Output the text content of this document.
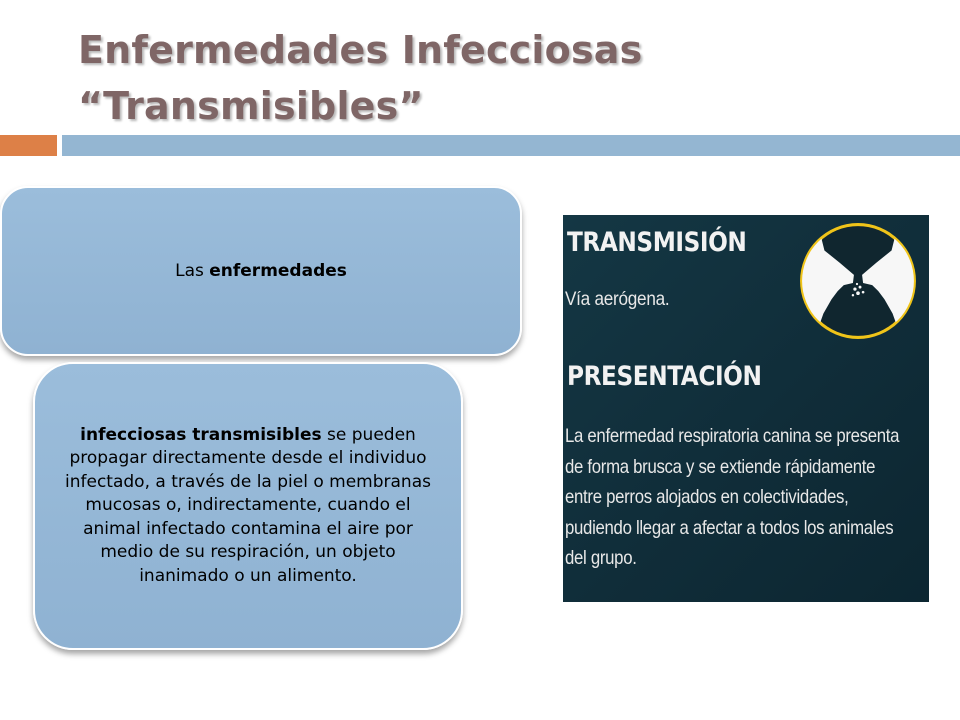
Enfermedades Infecciosas
“Transmisibles”
Las enfermedades

infecciosas transmisibles se pueden propagar directamente desde el individuo infectado, a través de la piel o membranas mucosas o, indirectamente, cuando el animal infectado contamina el aire por medio de su respiración, un objeto inanimado o un alimento.

TRANSMISIÓN

Vía aerógena.

PRESENTACIÓN

La enfermedad respiratoria canina se presenta
de forma brusca y se extiende rápidamente
entre perros alojados en colectividades,
pudiendo llegar a afectar a todos los animales
del grupo.
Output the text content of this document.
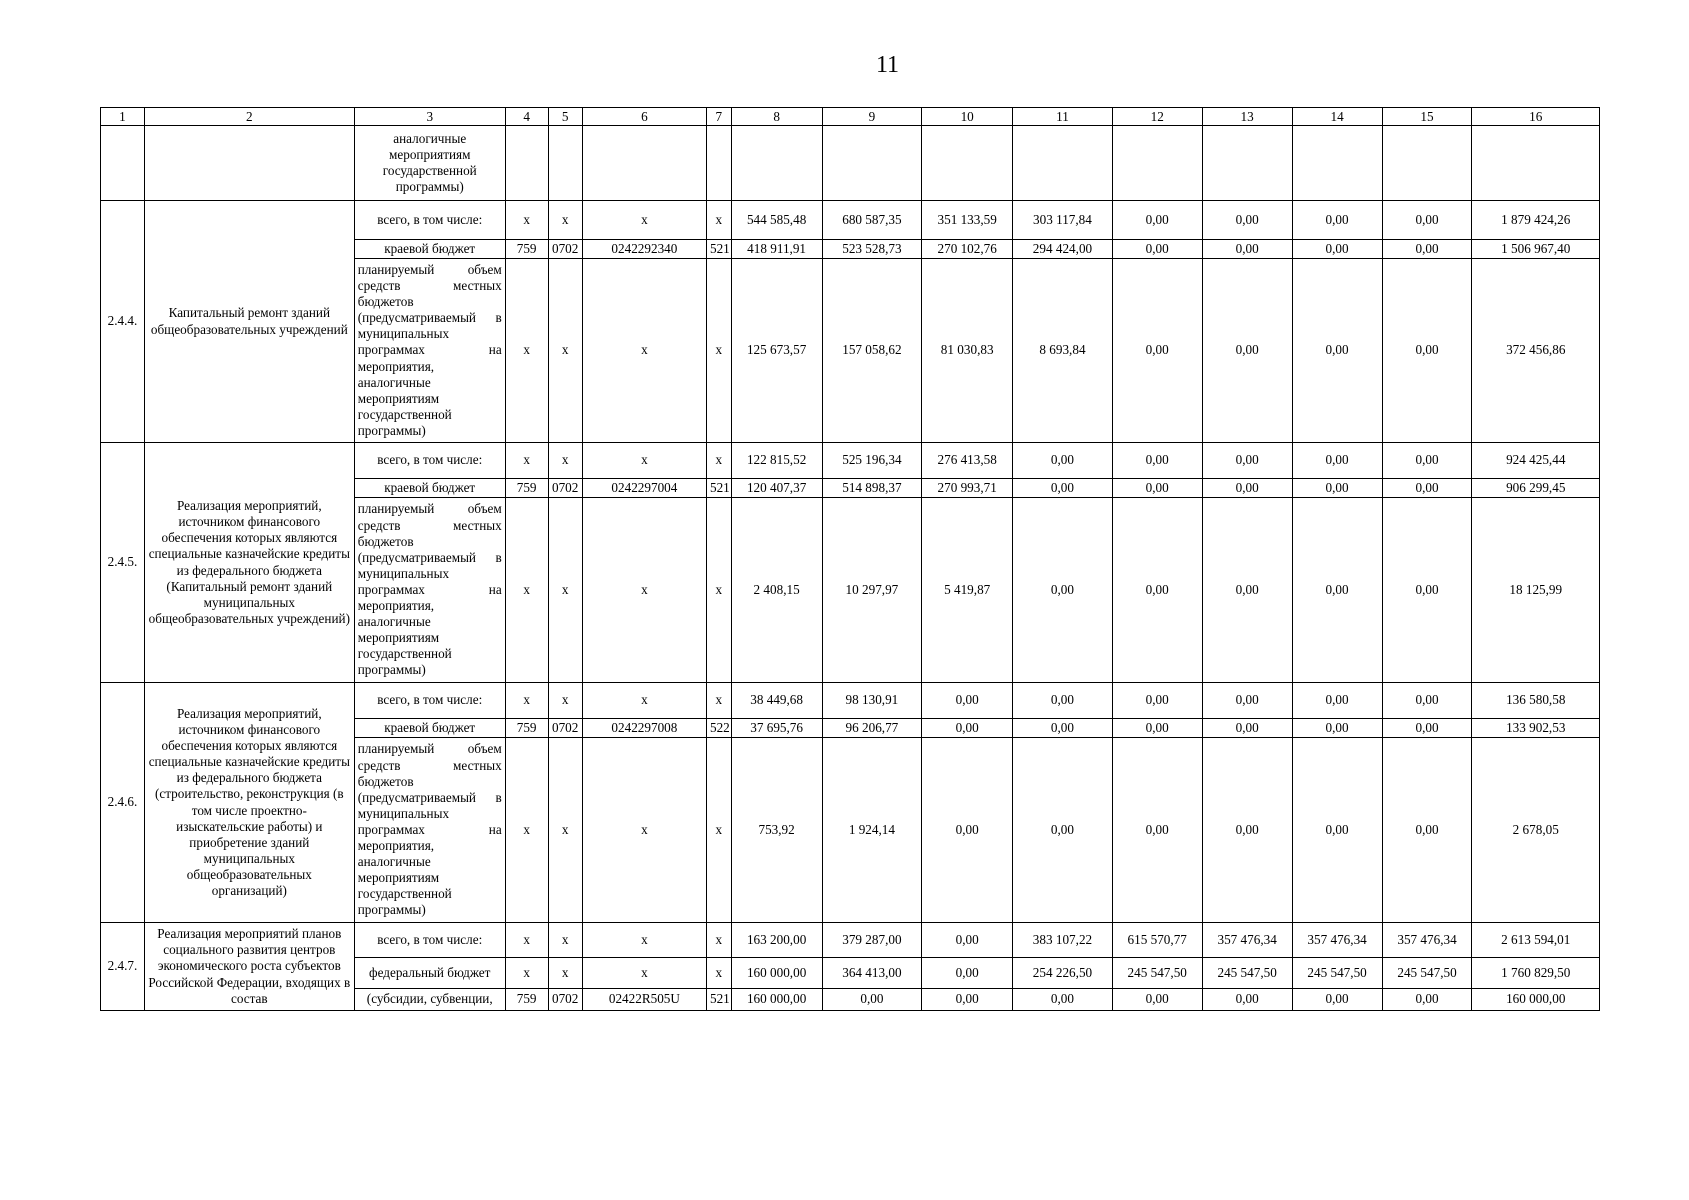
11
1	2	3	4	5	6	7	8	9	10	11	12	13	14	15	16
		аналогичные мероприятиям государственной программы)													
2.4.4.	Капитальный ремонт зданий общеобразовательных учреждений	всего, в том числе:	x	x	x	x	544 585,48	680 587,35	351 133,59	303 117,84	0,00	0,00	0,00	0,00	1 879 424,26
		краевой бюджет	759	0702	0242292340	521	418 911,91	523 528,73	270 102,76	294 424,00	0,00	0,00	0,00	0,00	1 506 967,40
		планируемый объем средств местных бюджетов (предусматриваемый в муниципальных программах на мероприятия, аналогичные мероприятиям государственной программы)	x	x	x	x	125 673,57	157 058,62	81 030,83	8 693,84	0,00	0,00	0,00	0,00	372 456,86
2.4.5.	Реализация мероприятий, источником финансового обеспечения которых являются специальные казначейские кредиты из федерального бюджета (Капитальный ремонт зданий муниципальных общеобразовательных учреждений)	всего, в том числе:	x	x	x	x	122 815,52	525 196,34	276 413,58	0,00	0,00	0,00	0,00	0,00	924 425,44
		краевой бюджет	759	0702	0242297004	521	120 407,37	514 898,37	270 993,71	0,00	0,00	0,00	0,00	0,00	906 299,45
		планируемый объем средств местных бюджетов (предусматриваемый в муниципальных программах на мероприятия, аналогичные мероприятиям государственной программы)	x	x	x	x	2 408,15	10 297,97	5 419,87	0,00	0,00	0,00	0,00	0,00	18 125,99
2.4.6.	Реализация мероприятий, источником финансового обеспечения которых являются специальные казначейские кредиты из федерального бюджета (строительство, реконструкция (в том числе проектно-изыскательские работы) и приобретение зданий муниципальных общеобразовательных организаций)	всего, в том числе:	x	x	x	x	38 449,68	98 130,91	0,00	0,00	0,00	0,00	0,00	0,00	136 580,58
		краевой бюджет	759	0702	0242297008	522	37 695,76	96 206,77	0,00	0,00	0,00	0,00	0,00	0,00	133 902,53
		планируемый объем средств местных бюджетов (предусматриваемый в муниципальных программах на мероприятия, аналогичные мероприятиям государственной программы)	x	x	x	x	753,92	1 924,14	0,00	0,00	0,00	0,00	0,00	0,00	2 678,05
2.4.7.	Реализация мероприятий планов социального развития центров экономического роста субъектов Российской Федерации, входящих в состав	всего, в том числе:	x	x	x	x	163 200,00	379 287,00	0,00	383 107,22	615 570,77	357 476,34	357 476,34	357 476,34	2 613 594,01
		федеральный бюджет	x	x	x	x	160 000,00	364 413,00	0,00	254 226,50	245 547,50	245 547,50	245 547,50	245 547,50	1 760 829,50
		(субсидии, субвенции,	759	0702	02422R505U	521	160 000,00	0,00	0,00	0,00	0,00	0,00	0,00	0,00	160 000,00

--

### Given instruction
Output, exactly, all the records above; include no pictures.

### Result for this task
Output the text content of this document.
Enfermedades Infecciosas
“Transmisibles”
Las enfermedades

infecciosas transmisibles se pueden propagar directamente desde el individuo infectado, a través de la piel o membranas mucosas o, indirectamente, cuando el animal infectado contamina el aire por medio de su respiración, un objeto inanimado o un alimento.

TRANSMISIÓN

Vía aerógena.

PRESENTACIÓN

La enfermedad respiratoria canina se presenta
de forma brusca y se extiende rápidamente
entre perros alojados en colectividades,
pudiendo llegar a afectar a todos los animales
del grupo.
Output the text content of this document.
11
1	2	3	4	5	6	7	8	9	10	11	12	13	14	15	16
		аналогичные мероприятиям государственной программы)													
2.4.4.	Капитальный ремонт зданий общеобразовательных учреждений	всего, в том числе:	x	x	x	x	544 585,48	680 587,35	351 133,59	303 117,84	0,00	0,00	0,00	0,00	1 879 424,26
		краевой бюджет	759	0702	0242292340	521	418 911,91	523 528,73	270 102,76	294 424,00	0,00	0,00	0,00	0,00	1 506 967,40
		планируемый объем средств местных бюджетов (предусматриваемый в муниципальных программах на мероприятия, аналогичные мероприятиям государственной программы)	x	x	x	x	125 673,57	157 058,62	81 030,83	8 693,84	0,00	0,00	0,00	0,00	372 456,86
2.4.5.	Реализация мероприятий, источником финансового обеспечения которых являются специальные казначейские кредиты из федерального бюджета (Капитальный ремонт зданий муниципальных общеобразовательных учреждений)	всего, в том числе:	x	x	x	x	122 815,52	525 196,34	276 413,58	0,00	0,00	0,00	0,00	0,00	924 425,44
		краевой бюджет	759	0702	0242297004	521	120 407,37	514 898,37	270 993,71	0,00	0,00	0,00	0,00	0,00	906 299,45
		планируемый объем средств местных бюджетов (предусматриваемый в муниципальных программах на мероприятия, аналогичные мероприятиям государственной программы)	x	x	x	x	2 408,15	10 297,97	5 419,87	0,00	0,00	0,00	0,00	0,00	18 125,99
2.4.6.	Реализация мероприятий, источником финансового обеспечения которых являются специальные казначейские кредиты из федерального бюджета (строительство, реконструкция (в том числе проектно-изыскательские работы) и приобретение зданий муниципальных общеобразовательных организаций)	всего, в том числе:	x	x	x	x	38 449,68	98 130,91	0,00	0,00	0,00	0,00	0,00	0,00	136 580,58
		краевой бюджет	759	0702	0242297008	522	37 695,76	96 206,77	0,00	0,00	0,00	0,00	0,00	0,00	133 902,53
		планируемый объем средств местных бюджетов (предусматриваемый в муниципальных программах на мероприятия, аналогичные мероприятиям государственной программы)	x	x	x	x	753,92	1 924,14	0,00	0,00	0,00	0,00	0,00	0,00	2 678,05
2.4.7.	Реализация мероприятий планов социального развития центров экономического роста субъектов Российской Федерации, входящих в состав	всего, в том числе:	x	x	x	x	163 200,00	379 287,00	0,00	383 107,22	615 570,77	357 476,34	357 476,34	357 476,34	2 613 594,01
		федеральный бюджет	x	x	x	x	160 000,00	364 413,00	0,00	254 226,50	245 547,50	245 547,50	245 547,50	245 547,50	1 760 829,50
		(субсидии, субвенции,	759	0702	02422R505U	521	160 000,00	0,00	0,00	0,00	0,00	0,00	0,00	0,00	160 000,00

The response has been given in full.